§ **Instructions to follow**
Copy out the entries below precisely; nothing is to be omitted.

####

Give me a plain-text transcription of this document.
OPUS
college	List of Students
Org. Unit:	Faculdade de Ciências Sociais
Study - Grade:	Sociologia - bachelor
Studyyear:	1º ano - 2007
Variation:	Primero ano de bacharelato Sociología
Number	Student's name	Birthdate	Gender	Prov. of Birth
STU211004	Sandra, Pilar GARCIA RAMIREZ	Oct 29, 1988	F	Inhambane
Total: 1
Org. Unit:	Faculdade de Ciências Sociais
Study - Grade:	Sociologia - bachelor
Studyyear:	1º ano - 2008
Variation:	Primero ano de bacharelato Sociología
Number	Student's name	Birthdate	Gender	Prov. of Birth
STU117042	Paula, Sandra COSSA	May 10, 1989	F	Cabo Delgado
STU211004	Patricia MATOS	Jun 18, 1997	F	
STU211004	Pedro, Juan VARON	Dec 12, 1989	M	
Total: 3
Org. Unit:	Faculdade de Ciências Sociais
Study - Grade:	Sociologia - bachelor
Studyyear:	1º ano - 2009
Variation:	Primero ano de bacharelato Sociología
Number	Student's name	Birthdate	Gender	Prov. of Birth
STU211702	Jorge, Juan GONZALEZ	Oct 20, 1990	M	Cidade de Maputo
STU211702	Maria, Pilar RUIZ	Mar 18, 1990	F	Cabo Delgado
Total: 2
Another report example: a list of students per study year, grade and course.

####

§ **Final answer**
Give me a plain-text transcription of this document.
OPUS
college	List of Students
Org. Unit:	Faculdade de Ciências Sociais
Study - Grade:	Sociologia - bachelor
Studyyear:	1º ano - 2007
Variation:	Primero ano de bacharelato Sociología
Number	Student's name	Birthdate	Gender	Prov. of Birth
STU211004	Sandra, Pilar GARCIA RAMIREZ	Oct 29, 1988	F	Inhambane
Total: 1
Org. Unit:	Faculdade de Ciências Sociais
Study - Grade:	Sociologia - bachelor
Studyyear:	1º ano - 2008
Variation:	Primero ano de bacharelato Sociología
Number	Student's name	Birthdate	Gender	Prov. of Birth
STU117042	Paula, Sandra COSSA	May 10, 1989	F	Cabo Delgado
STU211004	Patricia MATOS	Jun 18, 1997	F	
STU211004	Pedro, Juan VARON	Dec 12, 1989	M	
Total: 3
Org. Unit:	Faculdade de Ciências Sociais
Study - Grade:	Sociologia - bachelor
Studyyear:	1º ano - 2009
Variation:	Primero ano de bacharelato Sociología
Number	Student's name	Birthdate	Gender	Prov. of Birth
STU211702	Jorge, Juan GONZALEZ	Oct 20, 1990	M	Cidade de Maputo
STU211702	Maria, Pilar RUIZ	Mar 18, 1990	F	Cabo Delgado
Total: 2
Another report example: a list of students per study year, grade and course.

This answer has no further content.